**Extracted information:**

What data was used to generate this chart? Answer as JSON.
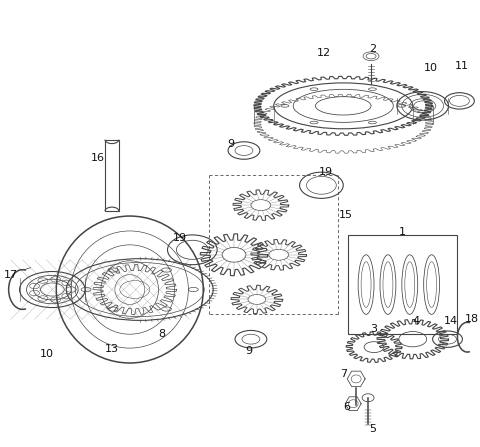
{
  "background_color": "#ffffff",
  "line_color": "#444444",
  "label_color": "#111111",
  "fig_width": 4.8,
  "fig_height": 4.47,
  "dpi": 100
}
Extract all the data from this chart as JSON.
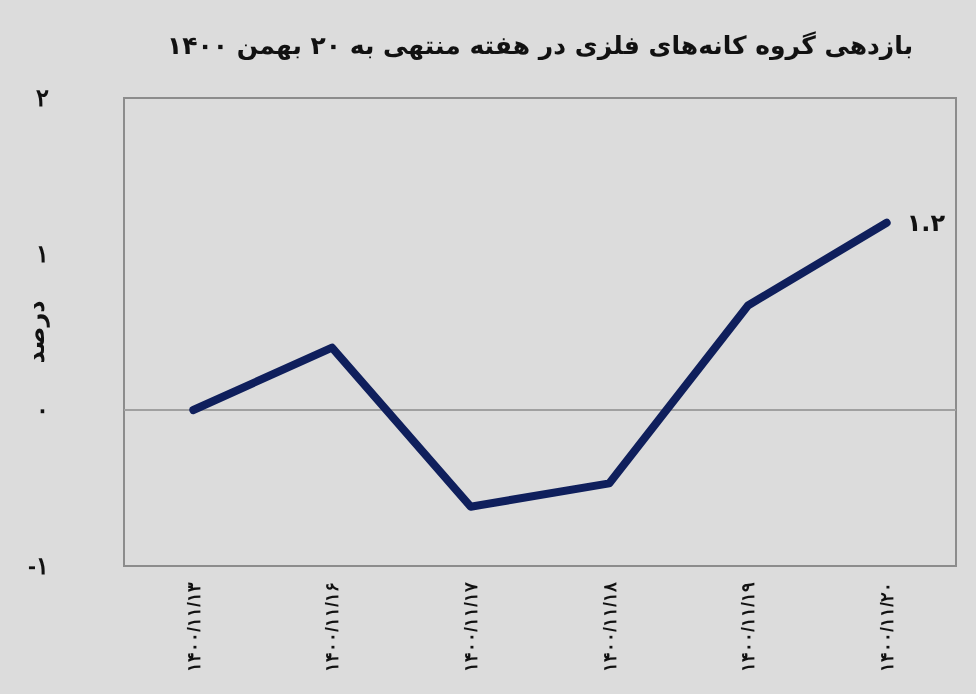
{
  "chart_data": {
    "type": "line",
    "title": "بازدهی گروه کانه‌های فلزی در هفته منتهی به ۲۰ بهمن ۱۴۰۰",
    "ylabel": "درصد",
    "categories": [
      "۱۴۰۰/۱۱/۱۳",
      "۱۴۰۰/۱۱/۱۶",
      "۱۴۰۰/۱۱/۱۷",
      "۱۴۰۰/۱۱/۱۸",
      "۱۴۰۰/۱۱/۱۹",
      "۱۴۰۰/۱۱/۲۰"
    ],
    "series": [
      {
        "color": "#0f1f5c",
        "values": [
          0,
          0.4,
          -0.62,
          -0.47,
          0.67,
          1.2
        ],
        "value_labels": [
          null,
          null,
          null,
          null,
          null,
          "۱.۲"
        ]
      }
    ],
    "ylim": [
      -1,
      2
    ],
    "yticks": [
      {
        "value": -1,
        "label": "-۱"
      },
      {
        "value": 0,
        "label": "۰"
      },
      {
        "value": 1,
        "label": "۱"
      },
      {
        "value": 2,
        "label": "۲"
      }
    ],
    "ref_lines": [
      {
        "axis": "y",
        "value": 0,
        "color": "#a0a0a0"
      }
    ],
    "grid": false,
    "marker": "none",
    "line_style": "solid"
  }
}
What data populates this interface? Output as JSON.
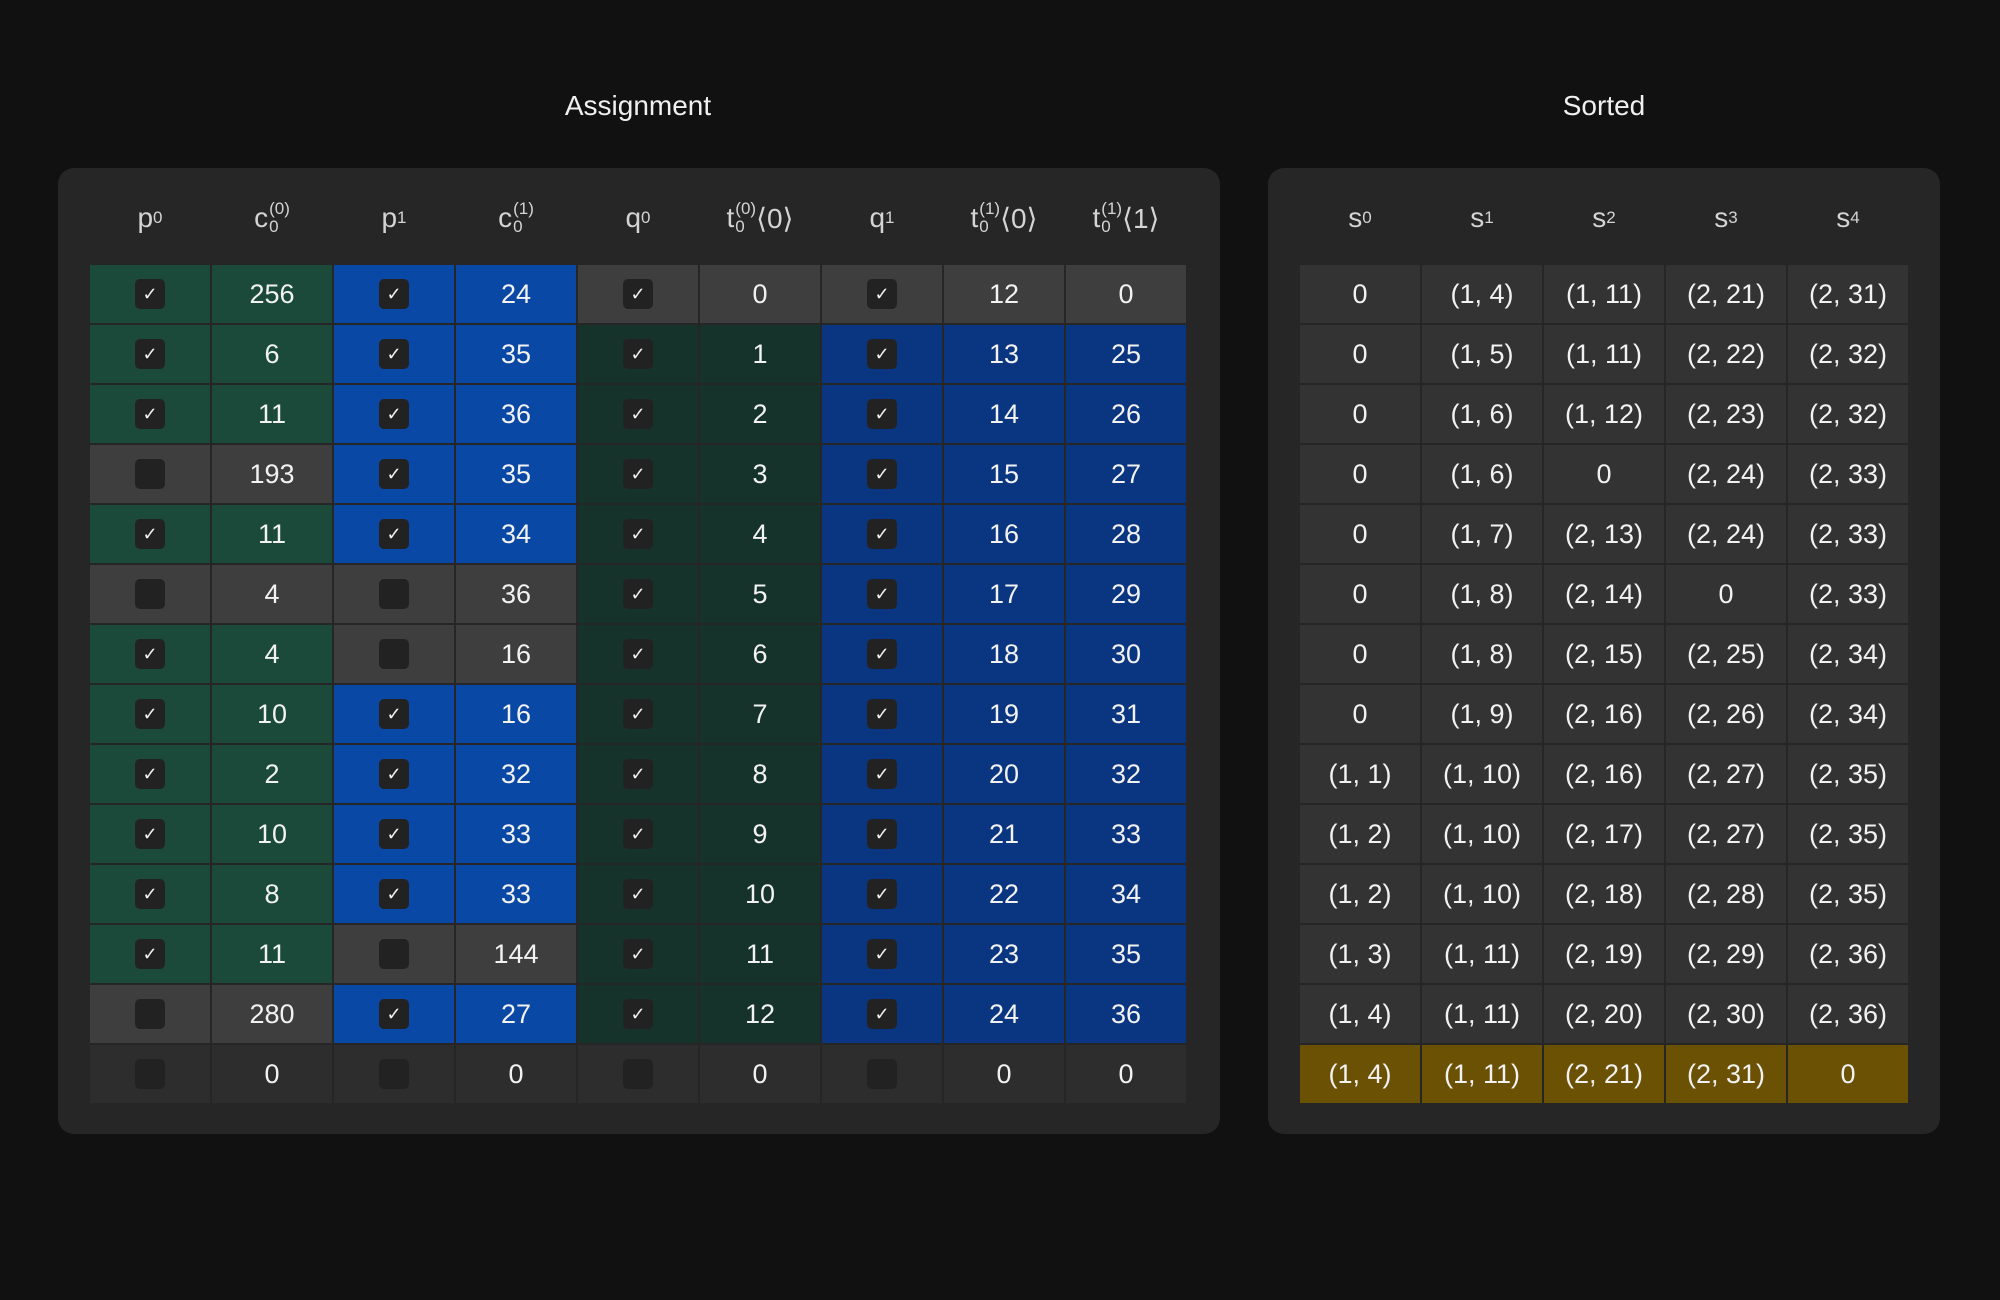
{
  "assignment": {
    "title": "Assignment",
    "columns": [
      "p0",
      "c0(0)",
      "p1",
      "c0(1)",
      "q0",
      "t0(0)⟨0⟩",
      "q1",
      "t0(1)⟨0⟩",
      "t0(1)⟨1⟩"
    ],
    "rows": [
      {
        "p0": true,
        "c00": "256",
        "p1": true,
        "c01": "24",
        "q0": true,
        "t00": "0",
        "q1": true,
        "t10": "12",
        "t11": "0"
      },
      {
        "p0": true,
        "c00": "6",
        "p1": true,
        "c01": "35",
        "q0": true,
        "t00": "1",
        "q1": true,
        "t10": "13",
        "t11": "25"
      },
      {
        "p0": true,
        "c00": "11",
        "p1": true,
        "c01": "36",
        "q0": true,
        "t00": "2",
        "q1": true,
        "t10": "14",
        "t11": "26"
      },
      {
        "p0": false,
        "c00": "193",
        "p1": true,
        "c01": "35",
        "q0": true,
        "t00": "3",
        "q1": true,
        "t10": "15",
        "t11": "27"
      },
      {
        "p0": true,
        "c00": "11",
        "p1": true,
        "c01": "34",
        "q0": true,
        "t00": "4",
        "q1": true,
        "t10": "16",
        "t11": "28"
      },
      {
        "p0": false,
        "c00": "4",
        "p1": false,
        "c01": "36",
        "q0": true,
        "t00": "5",
        "q1": true,
        "t10": "17",
        "t11": "29"
      },
      {
        "p0": true,
        "c00": "4",
        "p1": false,
        "c01": "16",
        "q0": true,
        "t00": "6",
        "q1": true,
        "t10": "18",
        "t11": "30"
      },
      {
        "p0": true,
        "c00": "10",
        "p1": true,
        "c01": "16",
        "q0": true,
        "t00": "7",
        "q1": true,
        "t10": "19",
        "t11": "31"
      },
      {
        "p0": true,
        "c00": "2",
        "p1": true,
        "c01": "32",
        "q0": true,
        "t00": "8",
        "q1": true,
        "t10": "20",
        "t11": "32"
      },
      {
        "p0": true,
        "c00": "10",
        "p1": true,
        "c01": "33",
        "q0": true,
        "t00": "9",
        "q1": true,
        "t10": "21",
        "t11": "33"
      },
      {
        "p0": true,
        "c00": "8",
        "p1": true,
        "c01": "33",
        "q0": true,
        "t00": "10",
        "q1": true,
        "t10": "22",
        "t11": "34"
      },
      {
        "p0": true,
        "c00": "11",
        "p1": false,
        "c01": "144",
        "q0": true,
        "t00": "11",
        "q1": true,
        "t10": "23",
        "t11": "35"
      },
      {
        "p0": false,
        "c00": "280",
        "p1": true,
        "c01": "27",
        "q0": true,
        "t00": "12",
        "q1": true,
        "t10": "24",
        "t11": "36"
      },
      {
        "p0": false,
        "c00": "0",
        "p1": false,
        "c01": "0",
        "q0": false,
        "t00": "0",
        "q1": false,
        "t10": "0",
        "t11": "0"
      }
    ]
  },
  "sorted": {
    "title": "Sorted",
    "columns": [
      "s0",
      "s1",
      "s2",
      "s3",
      "s4"
    ],
    "rows": [
      [
        "0",
        "(1, 4)",
        "(1, 11)",
        "(2, 21)",
        "(2, 31)"
      ],
      [
        "0",
        "(1, 5)",
        "(1, 11)",
        "(2, 22)",
        "(2, 32)"
      ],
      [
        "0",
        "(1, 6)",
        "(1, 12)",
        "(2, 23)",
        "(2, 32)"
      ],
      [
        "0",
        "(1, 6)",
        "0",
        "(2, 24)",
        "(2, 33)"
      ],
      [
        "0",
        "(1, 7)",
        "(2, 13)",
        "(2, 24)",
        "(2, 33)"
      ],
      [
        "0",
        "(1, 8)",
        "(2, 14)",
        "0",
        "(2, 33)"
      ],
      [
        "0",
        "(1, 8)",
        "(2, 15)",
        "(2, 25)",
        "(2, 34)"
      ],
      [
        "0",
        "(1, 9)",
        "(2, 16)",
        "(2, 26)",
        "(2, 34)"
      ],
      [
        "(1, 1)",
        "(1, 10)",
        "(2, 16)",
        "(2, 27)",
        "(2, 35)"
      ],
      [
        "(1, 2)",
        "(1, 10)",
        "(2, 17)",
        "(2, 27)",
        "(2, 35)"
      ],
      [
        "(1, 2)",
        "(1, 10)",
        "(2, 18)",
        "(2, 28)",
        "(2, 35)"
      ],
      [
        "(1, 3)",
        "(1, 11)",
        "(2, 19)",
        "(2, 29)",
        "(2, 36)"
      ],
      [
        "(1, 4)",
        "(1, 11)",
        "(2, 20)",
        "(2, 30)",
        "(2, 36)"
      ],
      [
        "(1, 4)",
        "(1, 11)",
        "(2, 21)",
        "(2, 31)",
        "0"
      ]
    ]
  },
  "colors": {
    "background": "#111111",
    "panel": "#262626",
    "green": "#1c4a3a",
    "dark_green": "#15332a",
    "blue": "#0a48a6",
    "dark_blue": "#0a3580",
    "gray": "#3e3e3e",
    "highlight": "#6b5104"
  },
  "icons": {
    "check": "check-icon"
  }
}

**Required task:** Scan the material line by line and report each one that contains "title".

**Expected answer:**
    "title": "بازدهی گروه کانه‌های فلزی در هفته منتهی به ۲۰ بهمن ۱۴۰۰",
    "title": "Assignment",
    "title": "Sorted",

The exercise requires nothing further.